START

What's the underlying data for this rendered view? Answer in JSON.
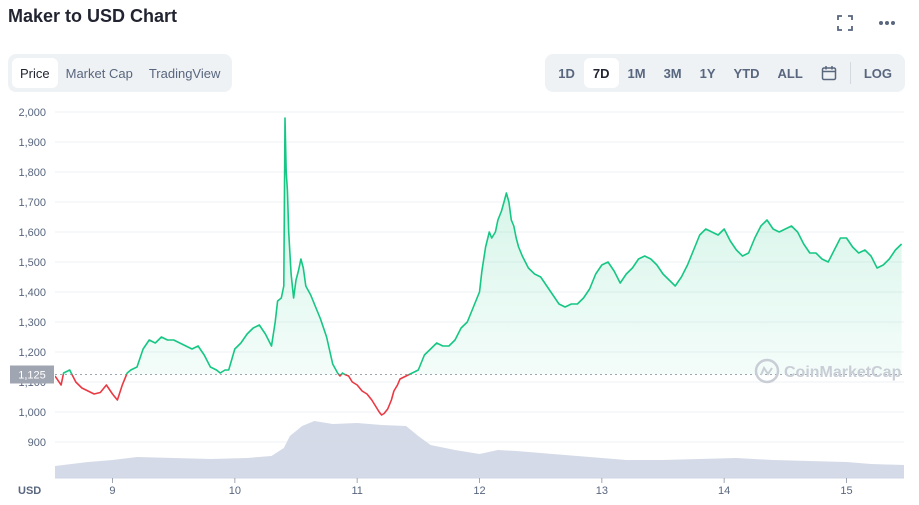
{
  "header": {
    "title": "Maker to USD Chart"
  },
  "icons": {
    "fullscreen": "fullscreen-icon",
    "more": "more-icon",
    "calendar": "calendar-icon",
    "watermark_logo": "coinmarketcap-logo"
  },
  "tabs_left": [
    "Price",
    "Market Cap",
    "TradingView"
  ],
  "tabs_left_active": 0,
  "tabs_right": [
    "1D",
    "7D",
    "1M",
    "3M",
    "1Y",
    "YTD",
    "ALL"
  ],
  "tabs_right_active": 1,
  "log_label": "LOG",
  "watermark": "CoinMarketCap",
  "colors": {
    "up": "#16c784",
    "down": "#ea3943",
    "volume": "#cfd6e4",
    "baseline_label_bg": "#a0a6b1"
  },
  "chart_data": {
    "type": "line",
    "currency_label": "USD",
    "baseline": {
      "value": 1125,
      "label": "1,125"
    },
    "y_ticks": [
      "2,000",
      "1,900",
      "1,800",
      "1,700",
      "1,600",
      "1,500",
      "1,400",
      "1,300",
      "1,200",
      "1,100",
      "1,000",
      "900"
    ],
    "ylim": [
      780,
      2040
    ],
    "x_ticks": [
      "9",
      "10",
      "11",
      "12",
      "13",
      "14",
      "15"
    ],
    "x_tick_values": [
      9,
      10,
      11,
      12,
      13,
      14,
      15
    ],
    "xlim": [
      8.53,
      15.47
    ],
    "series": [
      {
        "x": [
          8.53,
          8.58,
          8.6,
          8.65,
          8.7,
          8.75,
          8.8,
          8.85,
          8.9,
          8.95,
          9.0,
          9.02,
          9.04,
          9.08,
          9.12,
          9.15,
          9.2,
          9.25,
          9.3,
          9.35,
          9.4,
          9.45,
          9.5,
          9.55,
          9.6,
          9.65,
          9.7,
          9.75,
          9.8,
          9.85,
          9.88,
          9.92,
          9.95,
          10.0,
          10.05,
          10.1,
          10.15,
          10.2,
          10.25,
          10.3,
          10.33,
          10.35,
          10.38,
          10.4,
          10.41,
          10.42,
          10.43,
          10.44,
          10.46,
          10.48,
          10.5,
          10.52,
          10.54,
          10.56,
          10.58,
          10.62,
          10.66,
          10.7,
          10.75,
          10.8,
          10.84,
          10.86,
          10.88,
          10.9,
          10.93,
          10.96,
          11.0,
          11.04,
          11.08,
          11.12,
          11.15,
          11.18,
          11.2,
          11.22,
          11.25,
          11.28,
          11.3,
          11.33,
          11.35,
          11.4,
          11.45,
          11.5,
          11.55,
          11.6,
          11.65,
          11.7,
          11.75,
          11.8,
          11.85,
          11.9,
          11.95,
          12.0,
          12.02,
          12.05,
          12.08,
          12.1,
          12.13,
          12.15,
          12.18,
          12.2,
          12.22,
          12.24,
          12.26,
          12.28,
          12.3,
          12.32,
          12.35,
          12.4,
          12.45,
          12.5,
          12.55,
          12.6,
          12.65,
          12.7,
          12.75,
          12.8,
          12.85,
          12.9,
          12.95,
          13.0,
          13.05,
          13.1,
          13.15,
          13.2,
          13.25,
          13.3,
          13.35,
          13.4,
          13.45,
          13.5,
          13.55,
          13.6,
          13.65,
          13.7,
          13.75,
          13.8,
          13.85,
          13.9,
          13.95,
          14.0,
          14.05,
          14.1,
          14.15,
          14.2,
          14.25,
          14.3,
          14.35,
          14.4,
          14.45,
          14.5,
          14.55,
          14.6,
          14.65,
          14.7,
          14.75,
          14.8,
          14.85,
          14.9,
          14.95,
          15.0,
          15.05,
          15.1,
          15.15,
          15.2,
          15.25,
          15.3,
          15.35,
          15.4,
          15.45
        ],
        "y": [
          1120,
          1090,
          1130,
          1140,
          1100,
          1080,
          1070,
          1060,
          1065,
          1090,
          1060,
          1050,
          1040,
          1090,
          1130,
          1140,
          1150,
          1210,
          1240,
          1230,
          1250,
          1240,
          1240,
          1230,
          1220,
          1210,
          1220,
          1190,
          1150,
          1140,
          1130,
          1140,
          1140,
          1210,
          1230,
          1260,
          1280,
          1290,
          1260,
          1220,
          1300,
          1370,
          1380,
          1420,
          1980,
          1800,
          1740,
          1600,
          1460,
          1380,
          1440,
          1470,
          1510,
          1480,
          1420,
          1390,
          1350,
          1310,
          1250,
          1160,
          1130,
          1120,
          1130,
          1125,
          1120,
          1100,
          1090,
          1070,
          1060,
          1040,
          1020,
          1000,
          990,
          995,
          1010,
          1040,
          1070,
          1090,
          1110,
          1120,
          1130,
          1140,
          1190,
          1210,
          1230,
          1220,
          1220,
          1240,
          1280,
          1300,
          1350,
          1400,
          1470,
          1550,
          1600,
          1580,
          1600,
          1640,
          1670,
          1700,
          1730,
          1700,
          1640,
          1620,
          1580,
          1550,
          1520,
          1480,
          1460,
          1450,
          1420,
          1390,
          1360,
          1350,
          1360,
          1360,
          1380,
          1410,
          1460,
          1490,
          1500,
          1470,
          1430,
          1460,
          1480,
          1510,
          1520,
          1510,
          1490,
          1460,
          1440,
          1420,
          1450,
          1490,
          1540,
          1590,
          1610,
          1600,
          1590,
          1610,
          1570,
          1540,
          1520,
          1530,
          1580,
          1620,
          1640,
          1610,
          1600,
          1610,
          1620,
          1600,
          1560,
          1530,
          1530,
          1510,
          1500,
          1540,
          1580,
          1580,
          1550,
          1530,
          1540,
          1520,
          1480,
          1490,
          1510,
          1540,
          1560
        ]
      }
    ]
  }
}
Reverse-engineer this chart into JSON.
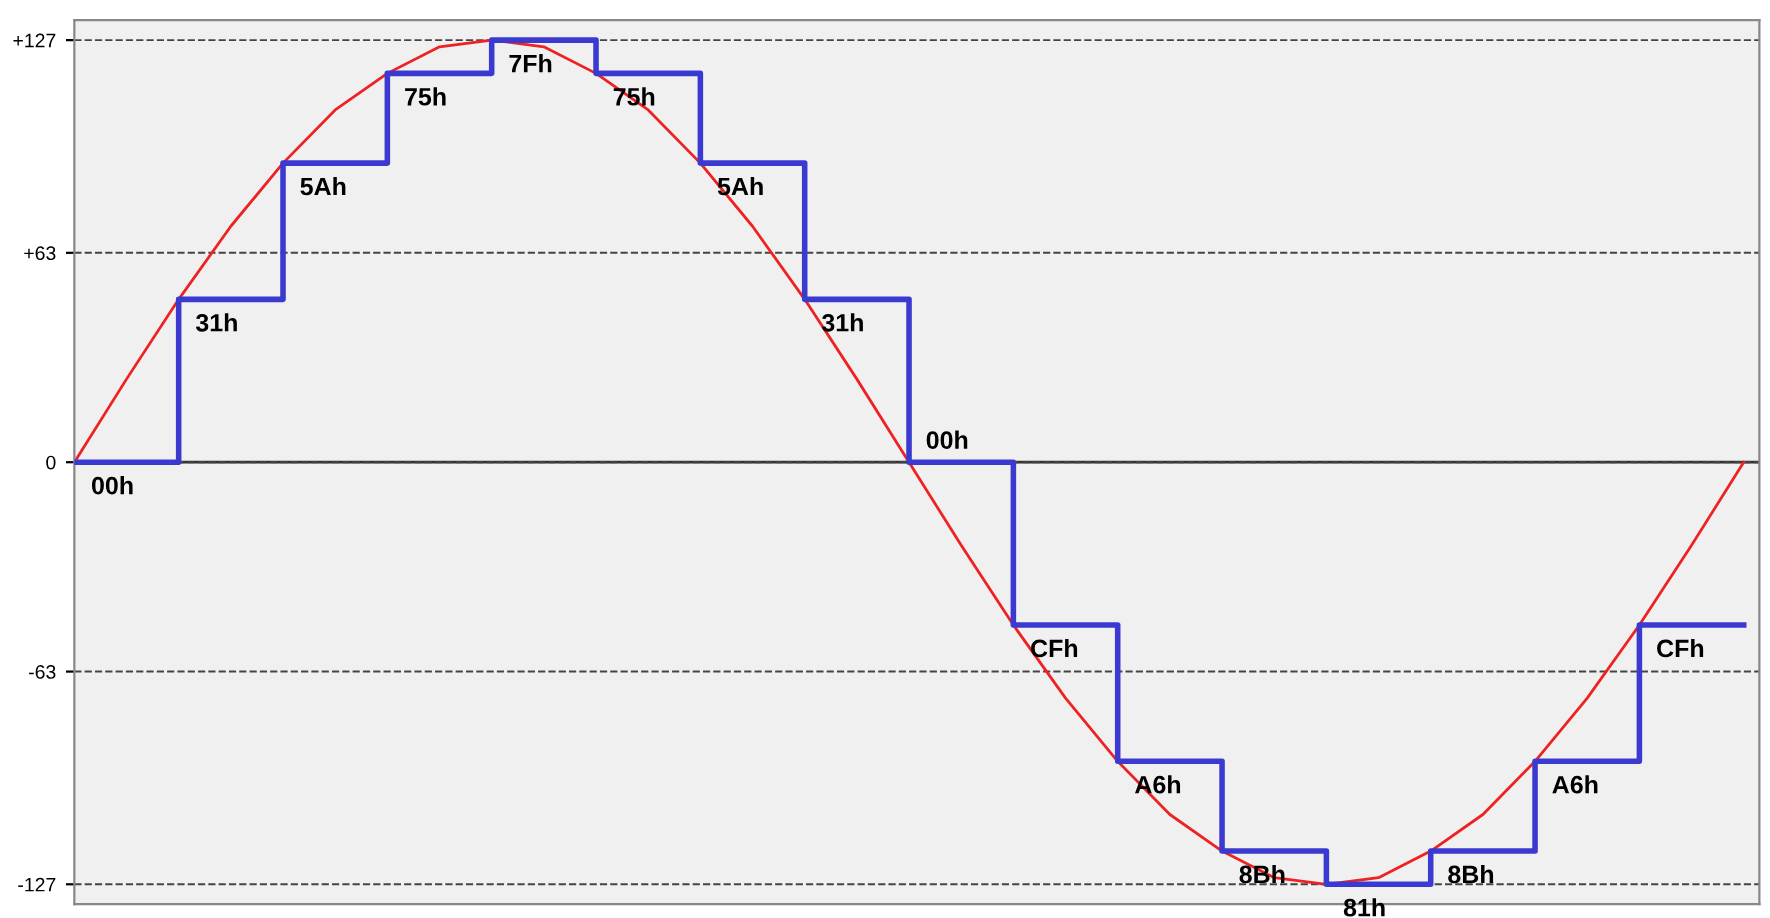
{
  "chart_data": {
    "type": "step",
    "categories": [
      null,
      null,
      null,
      null,
      null,
      null,
      null,
      null,
      null,
      null,
      null,
      null,
      null,
      null,
      null,
      null,
      null,
      null,
      null,
      null,
      null,
      null,
      null,
      null,
      null,
      null,
      null,
      null,
      null,
      null,
      null,
      null,
      null
    ],
    "series": [
      {
        "color": "#3a3ad0",
        "values": [
          0,
          0,
          49,
          49,
          90,
          90,
          117,
          117,
          127,
          127,
          117,
          117,
          90,
          90,
          49,
          49,
          0,
          0,
          -49,
          -49,
          -90,
          -90,
          -117,
          -117,
          -127,
          -127,
          -117,
          -117,
          -90,
          -90,
          -49,
          -49,
          -49
        ]
      },
      {
        "type": "line",
        "color": "#ee2222",
        "values": [
          0,
          25,
          49,
          71,
          90,
          106,
          117,
          125,
          127,
          125,
          117,
          106,
          90,
          71,
          49,
          25,
          0,
          -25,
          -49,
          -71,
          -90,
          -106,
          -117,
          -125,
          -127,
          -125,
          -117,
          -106,
          -90,
          -71,
          -49,
          -25,
          0
        ]
      }
    ],
    "annotations": [
      "00h",
      "31h",
      "5Ah",
      "75h",
      "7Fh",
      "75h",
      "5Ah",
      "31h",
      "00h",
      "CFh",
      "A6h",
      "8Bh",
      "81h",
      "8Bh",
      "A6h",
      "CFh"
    ],
    "ylim": [
      -133,
      133
    ],
    "yticks": [
      {
        "value": 127,
        "label": "+127"
      },
      {
        "value": 63,
        "label": "+63"
      },
      {
        "value": 0,
        "label": "0"
      },
      {
        "value": -63,
        "label": "-63"
      },
      {
        "value": -127,
        "label": "-127"
      }
    ],
    "grid": "y",
    "line_style": "solid",
    "marker": "none",
    "ref_lines": [
      {
        "axis": "y",
        "value": 0,
        "color": "#333333",
        "line_style": "solid"
      }
    ]
  }
}
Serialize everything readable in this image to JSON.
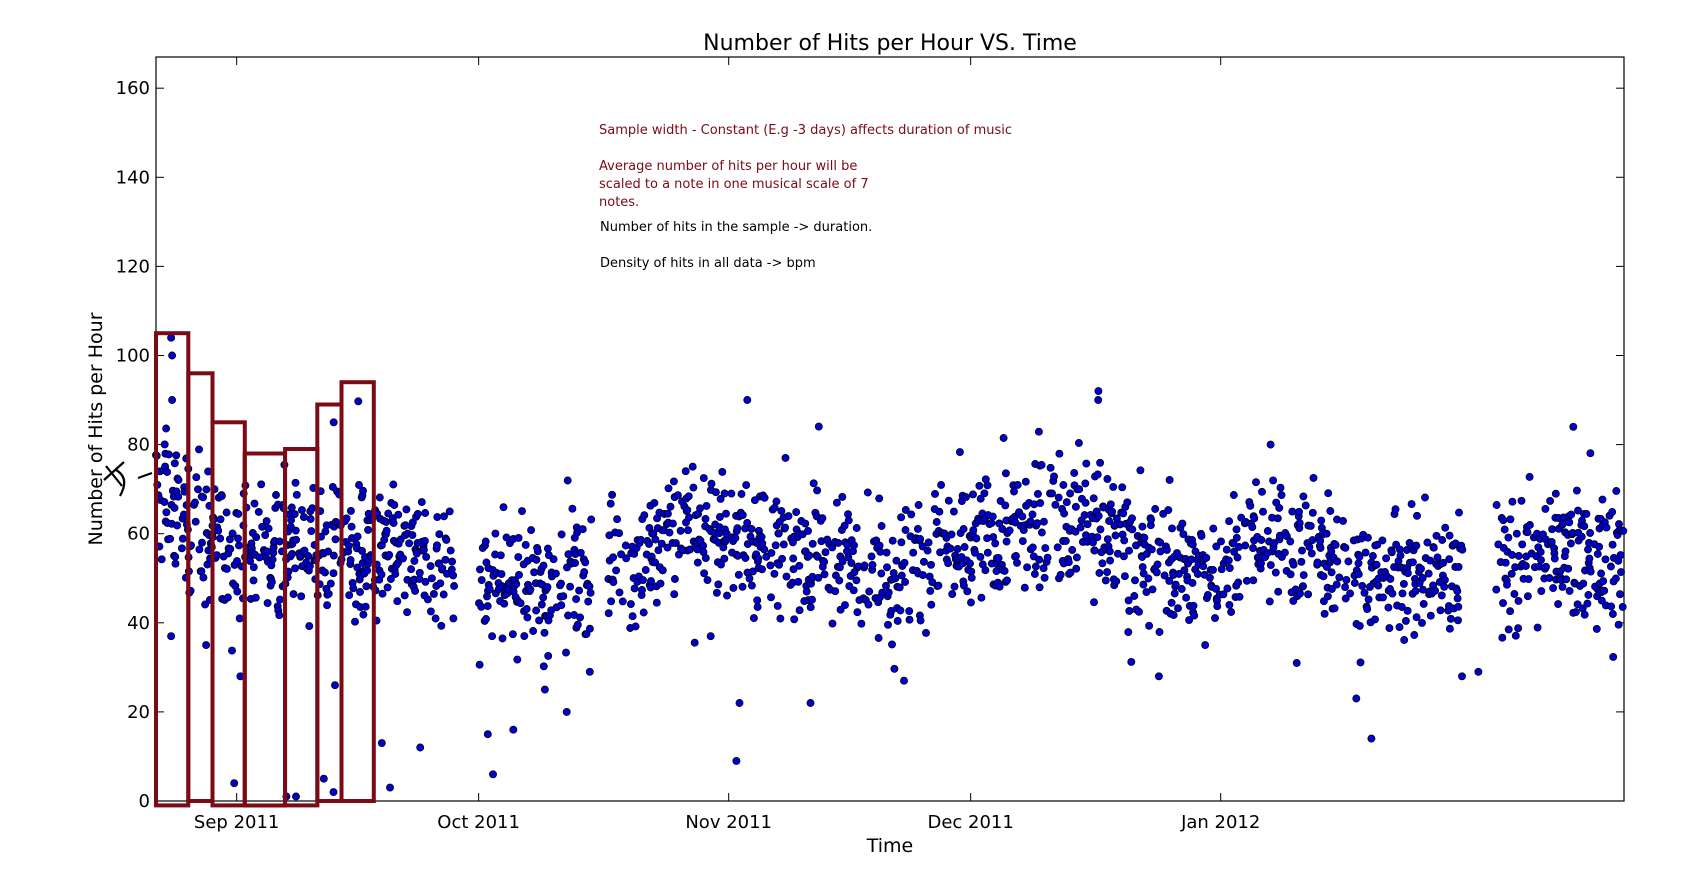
{
  "chart_data": {
    "type": "scatter",
    "title": "Number of Hits per Hour VS. Time",
    "xlabel": "Time",
    "ylabel": "Number of Hits per Hour",
    "x_axis_kind": "date",
    "xlim": [
      "2011-08-22",
      "2012-02-20"
    ],
    "ylim": [
      0,
      167
    ],
    "yticks": [
      0,
      20,
      40,
      60,
      80,
      100,
      120,
      140,
      160
    ],
    "xticks": [
      {
        "date": "2011-09-01",
        "label": "Sep 2011"
      },
      {
        "date": "2011-10-01",
        "label": "Oct 2011"
      },
      {
        "date": "2011-11-01",
        "label": "Nov 2011"
      },
      {
        "date": "2011-12-01",
        "label": "Dec 2011"
      },
      {
        "date": "2012-01-01",
        "label": "Jan 2012"
      }
    ],
    "grid": false,
    "marker_color": "#0000cc",
    "marker_edge_color": "#000000",
    "data_ranges": [
      {
        "start": "2011-08-22",
        "end": "2011-09-27"
      },
      {
        "start": "2011-10-01",
        "end": "2011-10-14"
      },
      {
        "start": "2011-10-17",
        "end": "2011-12-31"
      },
      {
        "start": "2012-01-01",
        "end": "2012-01-30"
      },
      {
        "start": "2012-02-04",
        "end": "2012-02-19"
      }
    ],
    "trend": [
      {
        "date": "2011-08-22",
        "value": 70
      },
      {
        "date": "2011-08-26",
        "value": 63
      },
      {
        "date": "2011-09-01",
        "value": 56
      },
      {
        "date": "2011-09-08",
        "value": 58
      },
      {
        "date": "2011-09-15",
        "value": 57
      },
      {
        "date": "2011-09-22",
        "value": 55
      },
      {
        "date": "2011-10-01",
        "value": 50
      },
      {
        "date": "2011-10-08",
        "value": 48
      },
      {
        "date": "2011-10-14",
        "value": 52
      },
      {
        "date": "2011-10-20",
        "value": 53
      },
      {
        "date": "2011-10-26",
        "value": 62
      },
      {
        "date": "2011-11-01",
        "value": 60
      },
      {
        "date": "2011-11-08",
        "value": 56
      },
      {
        "date": "2011-11-15",
        "value": 54
      },
      {
        "date": "2011-11-22",
        "value": 52
      },
      {
        "date": "2011-12-01",
        "value": 57
      },
      {
        "date": "2011-12-08",
        "value": 62
      },
      {
        "date": "2011-12-15",
        "value": 64
      },
      {
        "date": "2011-12-22",
        "value": 55
      },
      {
        "date": "2011-12-29",
        "value": 50
      },
      {
        "date": "2012-01-05",
        "value": 58
      },
      {
        "date": "2012-01-12",
        "value": 56
      },
      {
        "date": "2012-01-20",
        "value": 50
      },
      {
        "date": "2012-02-04",
        "value": 52
      },
      {
        "date": "2012-02-12",
        "value": 55
      },
      {
        "date": "2012-02-20",
        "value": 54
      }
    ],
    "outliers": [
      {
        "date": "2011-08-24",
        "value": 104
      },
      {
        "date": "2011-08-24",
        "value": 100
      },
      {
        "date": "2011-08-24",
        "value": 90
      },
      {
        "date": "2011-08-24",
        "value": 37
      },
      {
        "date": "2011-08-28",
        "value": 35
      },
      {
        "date": "2011-09-01",
        "value": 4
      },
      {
        "date": "2011-09-07",
        "value": 1
      },
      {
        "date": "2011-09-08",
        "value": 1
      },
      {
        "date": "2011-09-12",
        "value": 5
      },
      {
        "date": "2011-09-13",
        "value": 2
      },
      {
        "date": "2011-09-13",
        "value": 26
      },
      {
        "date": "2011-09-13",
        "value": 85
      },
      {
        "date": "2011-09-19",
        "value": 13
      },
      {
        "date": "2011-09-20",
        "value": 3
      },
      {
        "date": "2011-09-24",
        "value": 12
      },
      {
        "date": "2011-10-02",
        "value": 15
      },
      {
        "date": "2011-10-03",
        "value": 6
      },
      {
        "date": "2011-10-05",
        "value": 16
      },
      {
        "date": "2011-10-09",
        "value": 25
      },
      {
        "date": "2011-10-12",
        "value": 20
      },
      {
        "date": "2011-10-15",
        "value": 29
      },
      {
        "date": "2011-10-30",
        "value": 37
      },
      {
        "date": "2011-11-02",
        "value": 22
      },
      {
        "date": "2011-11-02",
        "value": 9
      },
      {
        "date": "2011-11-03",
        "value": 90
      },
      {
        "date": "2011-11-11",
        "value": 22
      },
      {
        "date": "2011-11-23",
        "value": 27
      },
      {
        "date": "2011-12-17",
        "value": 92
      },
      {
        "date": "2011-12-17",
        "value": 90
      },
      {
        "date": "2012-01-07",
        "value": 80
      },
      {
        "date": "2012-01-18",
        "value": 23
      },
      {
        "date": "2012-01-20",
        "value": 14
      },
      {
        "date": "2012-02-02",
        "value": 29
      },
      {
        "date": "2012-02-14",
        "value": 84
      }
    ]
  },
  "annotations": {
    "line1": "Sample width - Constant (E.g -3 days) affects duration of music",
    "line2": "Average number of hits per hour will be",
    "line3": "scaled to a note in one musical scale of 7",
    "line4": "notes.",
    "line5": "Number of hits in the sample -> duration.",
    "line6": "Density of hits in all data -> bpm"
  },
  "sample_windows": [
    {
      "start": "2011-08-22",
      "end": "2011-08-26",
      "top": 105,
      "bottom": -1
    },
    {
      "start": "2011-08-26",
      "end": "2011-08-29",
      "top": 96,
      "bottom": 0
    },
    {
      "start": "2011-08-29",
      "end": "2011-09-02",
      "top": 85,
      "bottom": -1
    },
    {
      "start": "2011-09-02",
      "end": "2011-09-07",
      "top": 78,
      "bottom": -1
    },
    {
      "start": "2011-09-07",
      "end": "2011-09-11",
      "top": 79,
      "bottom": -1
    },
    {
      "start": "2011-09-11",
      "end": "2011-09-14",
      "top": 89,
      "bottom": 0
    },
    {
      "start": "2011-09-14",
      "end": "2011-09-18",
      "top": 94,
      "bottom": 0
    }
  ],
  "window_color": "#7a0b16"
}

END

Given exercise: Search the data for "title" and list every line in which it occurs.

Expected answer:
    "title": "Maker to USD Chart"
    "title": "Number of Hits per Hour VS. Time",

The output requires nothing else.